Supplied entries:

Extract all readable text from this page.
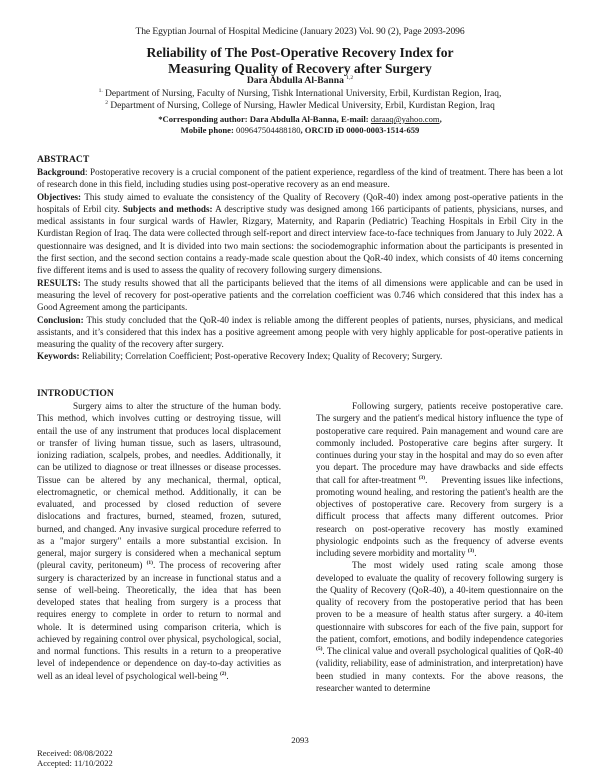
The Egyptian Journal of Hospital Medicine (January 2023) Vol. 90 (2), Page 2093-2096
Reliability of The Post-Operative Recovery Index for
Measuring Quality of Recovery after Surgery
Dara Abdulla Al-Banna $^{1,2}$
$^{1.}$ Department of Nursing, Faculty of Nursing, Tishk International University, Erbil, Kurdistan Region, Iraq,
$^2$ Department of Nursing, College of Nursing, Hawler Medical University, Erbil, Kurdistan Region, Iraq
*Corresponding author: Dara Abdulla Al-Banna, E-mail: daraaq@yahoo.com,
Mobile phone: 009647504488180, ORCID iD 0000-0003-1514-659
ABSTRACT

Background: Postoperative recovery is a crucial component of the patient experience, regardless of the kind of treatment. There has been a lot of research done in this field, including studies using post-operative recovery as an end measure.

Objectives: This study aimed to evaluate the consistency of the Quality of Recovery (QoR-40) index among post-operative patients in the hospitals of Erbil city. Subjects and methods: A descriptive study was designed among 166 participants of patients, physicians, nurses, and medical assistants in four surgical wards of Hawler, Rizgary, Maternity, and Raparin (Pediatric) Teaching Hospitals in Erbil City in the Kurdistan Region of Iraq. The data were collected through self-report and direct interview face-to-face techniques from January to July 2022. A questionnaire was designed, and It is divided into two main sections: the sociodemographic information about the participants is presented in the first section, and the second section contains a ready-made scale question about the QoR-40 index, which consists of 40 items concerning five different items and is used to assess the quality of recovery following surgery dimensions.

RESULTS: The study results showed that all the participants believed that the items of all dimensions were applicable and can be used in measuring the level of recovery for post-operative patients and the correlation coefficient was 0.746 which considered that this index has a Good Agreement among the participants.

Conclusion: This study concluded that the QoR-40 index is reliable among the different peoples of patients, nurses, physicians, and medical assistants, and it’s considered that this index has a positive agreement among people with very highly applicable for post-operative patients in measuring the quality of the recovery after surgery.

Keywords: Reliability; Correlation Coefficient; Post-operative Recovery Index; Quality of Recovery; Surgery.

INTRODUCTION

Surgery aims to alter the structure of the human body. This method, which involves cutting or destroying tissue, will entail the use of any instrument that produces local displacement or transfer of living human tissue, such as lasers, ultrasound, ionizing radiation, scalpels, probes, and needles. Additionally, it can be utilized to diagnose or treat illnesses or disease processes. Tissue can be altered by any mechanical, thermal, optical, electromagnetic, or chemical method. Additionally, it can be evaluated, and processed by closed reduction of severe dislocations and fractures, burned, steamed, frozen, sutured, burned, and changed. Any invasive surgical procedure referred to as a "major surgery" entails a more substantial excision. In general, major surgery is considered when a mechanical septum (pleural cavity, peritoneum) $^{(1)}$. The process of recovering after surgery is characterized by an increase in functional status and a sense of well-being. Theoretically, the idea that has been developed states that healing from surgery is a process that requires energy to complete in order to return to normal and whole. It is determined using comparison criteria, which is achieved by regaining control over physical, psychological, social, and normal functions. This results in a return to a preoperative level of independence or dependence on day-to-day activities as well as an ideal level of psychological well-being $^{(2)}$.

Following surgery, patients receive postoperative care. The surgery and the patient's medical history influence the type of postoperative care required. Pain management and wound care are commonly included. Postoperative care begins after surgery. It continues during your stay in the hospital and may do so even after you depart. The procedure may have drawbacks and side effects that call for after-treatment $^{(3)}$.     Preventing issues like infections, promoting wound healing, and restoring the patient's health are the objectives of postoperative care. Recovery from surgery is a difficult process that affects many different outcomes. Prior research on post-operative recovery has mostly examined physiologic endpoints such as the frequency of adverse events including severe morbidity and mortality $^{(3)}$.

The most widely used rating scale among those developed to evaluate the quality of recovery following surgery is the Quality of Recovery (QoR-40), a 40-item questionnaire on the quality of recovery from the postoperative period that has been proven to be a measure of health status after surgery. a 40-item questionnaire with subscores for each of the five pain, support for the patient, comfort, emotions, and bodily independence categories $^{(5)}$. The clinical value and overall psychological qualities of QoR-40 (validity, reliability, ease of administration, and interpretation) have been studied in many contexts. For the above reasons, the researcher wanted to determine

2093
Received: 08/08/2022
Accepted: 11/10/2022
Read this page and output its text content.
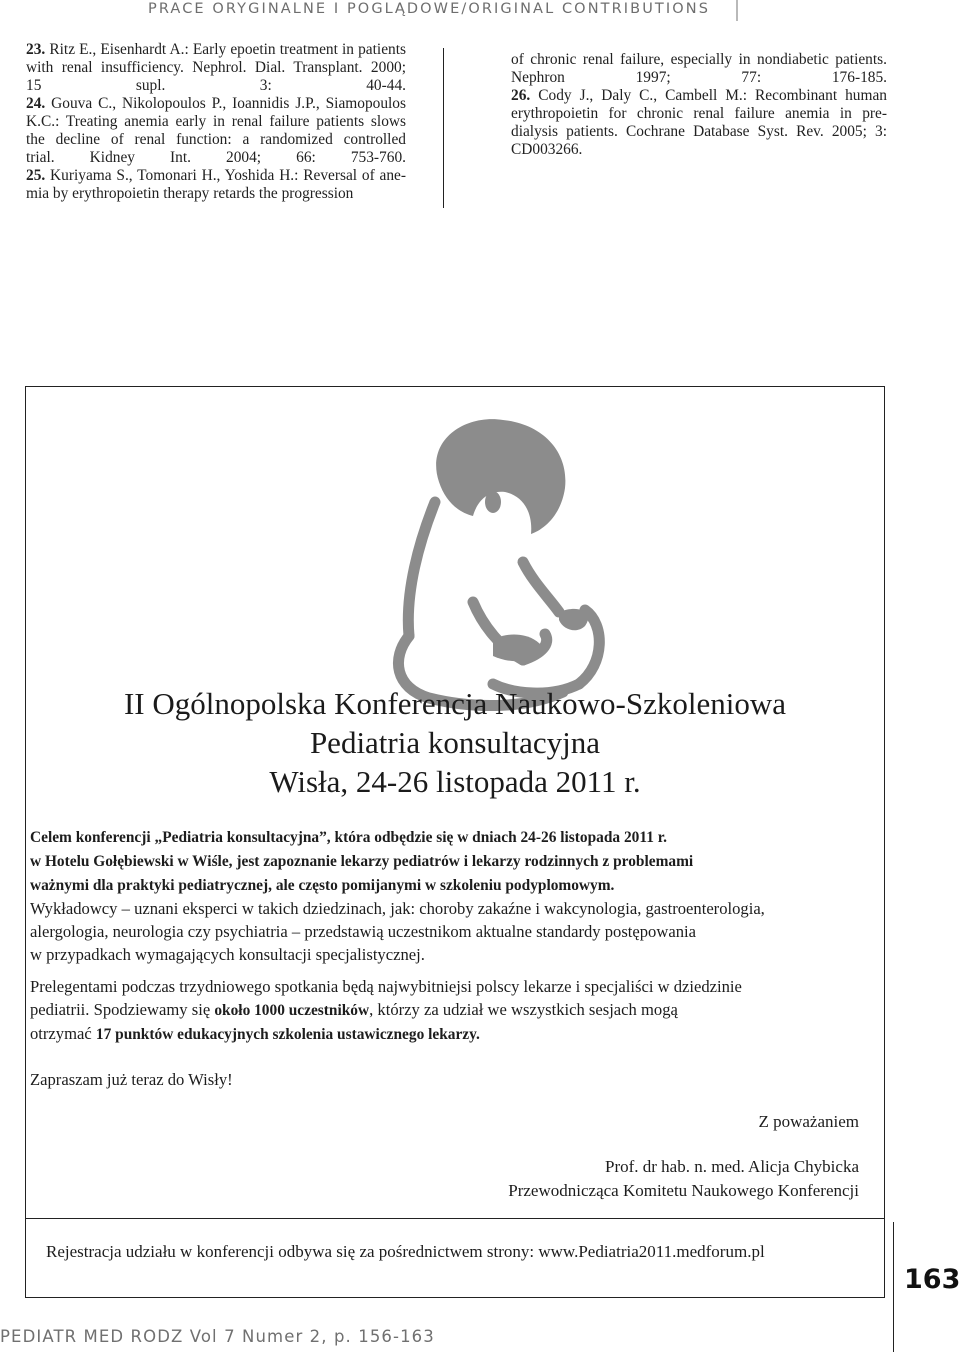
PRACE ORYGINALNE I POGLĄDOWE/ORIGINAL CONTRIBUTIONS
23. Ritz E., Eisenhardt A.: Early epoetin treatment in patients
with renal insufficiency. Nephrol. Dial. Transplant. 2000;
15 supl. 3: 40-44.
24. Gouva C., Nikolopoulos P., Ioannidis J.P., Siamopoulos
K.C.: Treating anemia early in renal failure patients slows
the decline of renal function: a randomized controlled
trial. Kidney Int. 2004; 66: 753-760.
25. Kuriyama S., Tomonari H., Yoshida H.: Reversal of ane-
mia by erythropoietin therapy retards the progression
of chronic renal failure, especially in nondiabetic patients.
Nephron 1997; 77: 176-185.
26. Cody J., Daly C., Cambell M.: Recombinant human
erythropoietin for chronic renal failure anemia in pre-
dialysis patients. Cochrane Database Syst. Rev. 2005; 3:
CD003266.
II Ogólnopolska Konferencja Naukowo-Szkoleniowa
Pediatria konsultacyjna
Wisła, 24-26 listopada 2011 r.
Celem konferencji „Pediatria konsultacyjna”, która odbędzie się w dniach 24-26 listopada 2011 r.
w Hotelu Gołębiewski w Wiśle, jest zapoznanie lekarzy pediatrów i lekarzy rodzinnych z problemami
ważnymi dla praktyki pediatrycznej, ale często pomijanymi w szkoleniu podyplomowym.
Wykładowcy – uznani eksperci w takich dziedzinach, jak: choroby zakaźne i wakcynologia, gastroenterologia,
alergologia, neurologia czy psychiatria – przedstawią uczestnikom aktualne standardy postępowania
w przypadkach wymagających konsultacji specjalistycznej.
Prelegentami podczas trzydniowego spotkania będą najwybitniejsi polscy lekarze i specjaliści w dziedzinie
pediatrii. Spodziewamy się około 1000 uczestników, którzy za udział we wszystkich sesjach mogą
otrzymać 17 punktów edukacyjnych szkolenia ustawicznego lekarzy.
Zapraszam już teraz do Wisły!
Z poważaniem
Prof. dr hab. n. med. Alicja Chybicka
Przewodnicząca Komitetu Naukowego Konferencji
Rejestracja udziału w konferencji odbywa się za pośrednictwem strony: www.Pediatria2011.medforum.pl
163
PEDIATR MED RODZ Vol 7 Numer 2, p. 156-163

Work request: What is needed is an exact reproduction of the data, pictures excluded.

Exercise solution:
Extract all readable text from this page.
The Egyptian Journal of Hospital Medicine (January 2023) Vol. 90 (2), Page 2093-2096
Reliability of The Post-Operative Recovery Index for
Measuring Quality of Recovery after Surgery
Dara Abdulla Al-Banna $^{1,2}$
$^{1.}$ Department of Nursing, Faculty of Nursing, Tishk International University, Erbil, Kurdistan Region, Iraq,
$^2$ Department of Nursing, College of Nursing, Hawler Medical University, Erbil, Kurdistan Region, Iraq
*Corresponding author: Dara Abdulla Al-Banna, E-mail: daraaq@yahoo.com,
Mobile phone: 009647504488180, ORCID iD 0000-0003-1514-659
ABSTRACT

Background: Postoperative recovery is a crucial component of the patient experience, regardless of the kind of treatment. There has been a lot of research done in this field, including studies using post-operative recovery as an end measure.

Objectives: This study aimed to evaluate the consistency of the Quality of Recovery (QoR-40) index among post-operative patients in the hospitals of Erbil city. Subjects and methods: A descriptive study was designed among 166 participants of patients, physicians, nurses, and medical assistants in four surgical wards of Hawler, Rizgary, Maternity, and Raparin (Pediatric) Teaching Hospitals in Erbil City in the Kurdistan Region of Iraq. The data were collected through self-report and direct interview face-to-face techniques from January to July 2022. A questionnaire was designed, and It is divided into two main sections: the sociodemographic information about the participants is presented in the first section, and the second section contains a ready-made scale question about the QoR-40 index, which consists of 40 items concerning five different items and is used to assess the quality of recovery following surgery dimensions.

RESULTS: The study results showed that all the participants believed that the items of all dimensions were applicable and can be used in measuring the level of recovery for post-operative patients and the correlation coefficient was 0.746 which considered that this index has a Good Agreement among the participants.

Conclusion: This study concluded that the QoR-40 index is reliable among the different peoples of patients, nurses, physicians, and medical assistants, and it’s considered that this index has a positive agreement among people with very highly applicable for post-operative patients in measuring the quality of the recovery after surgery.

Keywords: Reliability; Correlation Coefficient; Post-operative Recovery Index; Quality of Recovery; Surgery.

INTRODUCTION

Surgery aims to alter the structure of the human body. This method, which involves cutting or destroying tissue, will entail the use of any instrument that produces local displacement or transfer of living human tissue, such as lasers, ultrasound, ionizing radiation, scalpels, probes, and needles. Additionally, it can be utilized to diagnose or treat illnesses or disease processes. Tissue can be altered by any mechanical, thermal, optical, electromagnetic, or chemical method. Additionally, it can be evaluated, and processed by closed reduction of severe dislocations and fractures, burned, steamed, frozen, sutured, burned, and changed. Any invasive surgical procedure referred to as a "major surgery" entails a more substantial excision. In general, major surgery is considered when a mechanical septum (pleural cavity, peritoneum) $^{(1)}$. The process of recovering after surgery is characterized by an increase in functional status and a sense of well-being. Theoretically, the idea that has been developed states that healing from surgery is a process that requires energy to complete in order to return to normal and whole. It is determined using comparison criteria, which is achieved by regaining control over physical, psychological, social, and normal functions. This results in a return to a preoperative level of independence or dependence on day-to-day activities as well as an ideal level of psychological well-being $^{(2)}$.

Following surgery, patients receive postoperative care. The surgery and the patient's medical history influence the type of postoperative care required. Pain management and wound care are commonly included. Postoperative care begins after surgery. It continues during your stay in the hospital and may do so even after you depart. The procedure may have drawbacks and side effects that call for after-treatment $^{(3)}$.     Preventing issues like infections, promoting wound healing, and restoring the patient's health are the objectives of postoperative care. Recovery from surgery is a difficult process that affects many different outcomes. Prior research on post-operative recovery has mostly examined physiologic endpoints such as the frequency of adverse events including severe morbidity and mortality $^{(3)}$.

The most widely used rating scale among those developed to evaluate the quality of recovery following surgery is the Quality of Recovery (QoR-40), a 40-item questionnaire on the quality of recovery from the postoperative period that has been proven to be a measure of health status after surgery. a 40-item questionnaire with subscores for each of the five pain, support for the patient, comfort, emotions, and bodily independence categories $^{(5)}$. The clinical value and overall psychological qualities of QoR-40 (validity, reliability, ease of administration, and interpretation) have been studied in many contexts. For the above reasons, the researcher wanted to determine

2093
Received: 08/08/2022
Accepted: 11/10/2022
Read this page and output its text content.
PRACE ORYGINALNE I POGLĄDOWE/ORIGINAL CONTRIBUTIONS
23. Ritz E., Eisenhardt A.: Early epoetin treatment in patients
with renal insufficiency. Nephrol. Dial. Transplant. 2000;
15 supl. 3: 40-44.
24. Gouva C., Nikolopoulos P., Ioannidis J.P., Siamopoulos
K.C.: Treating anemia early in renal failure patients slows
the decline of renal function: a randomized controlled
trial. Kidney Int. 2004; 66: 753-760.
25. Kuriyama S., Tomonari H., Yoshida H.: Reversal of ane-
mia by erythropoietin therapy retards the progression
of chronic renal failure, especially in nondiabetic patients.
Nephron 1997; 77: 176-185.
26. Cody J., Daly C., Cambell M.: Recombinant human
erythropoietin for chronic renal failure anemia in pre-
dialysis patients. Cochrane Database Syst. Rev. 2005; 3:
CD003266.
II Ogólnopolska Konferencja Naukowo-Szkoleniowa
Pediatria konsultacyjna
Wisła, 24-26 listopada 2011 r.
Celem konferencji „Pediatria konsultacyjna”, która odbędzie się w dniach 24-26 listopada 2011 r.
w Hotelu Gołębiewski w Wiśle, jest zapoznanie lekarzy pediatrów i lekarzy rodzinnych z problemami
ważnymi dla praktyki pediatrycznej, ale często pomijanymi w szkoleniu podyplomowym.
Wykładowcy – uznani eksperci w takich dziedzinach, jak: choroby zakaźne i wakcynologia, gastroenterologia,
alergologia, neurologia czy psychiatria – przedstawią uczestnikom aktualne standardy postępowania
w przypadkach wymagających konsultacji specjalistycznej.
Prelegentami podczas trzydniowego spotkania będą najwybitniejsi polscy lekarze i specjaliści w dziedzinie
pediatrii. Spodziewamy się około 1000 uczestników, którzy za udział we wszystkich sesjach mogą
otrzymać 17 punktów edukacyjnych szkolenia ustawicznego lekarzy.
Zapraszam już teraz do Wisły!
Z poważaniem
Prof. dr hab. n. med. Alicja Chybicka
Przewodnicząca Komitetu Naukowego Konferencji
Rejestracja udziału w konferencji odbywa się za pośrednictwem strony: www.Pediatria2011.medforum.pl
163
PEDIATR MED RODZ Vol 7 Numer 2, p. 156-163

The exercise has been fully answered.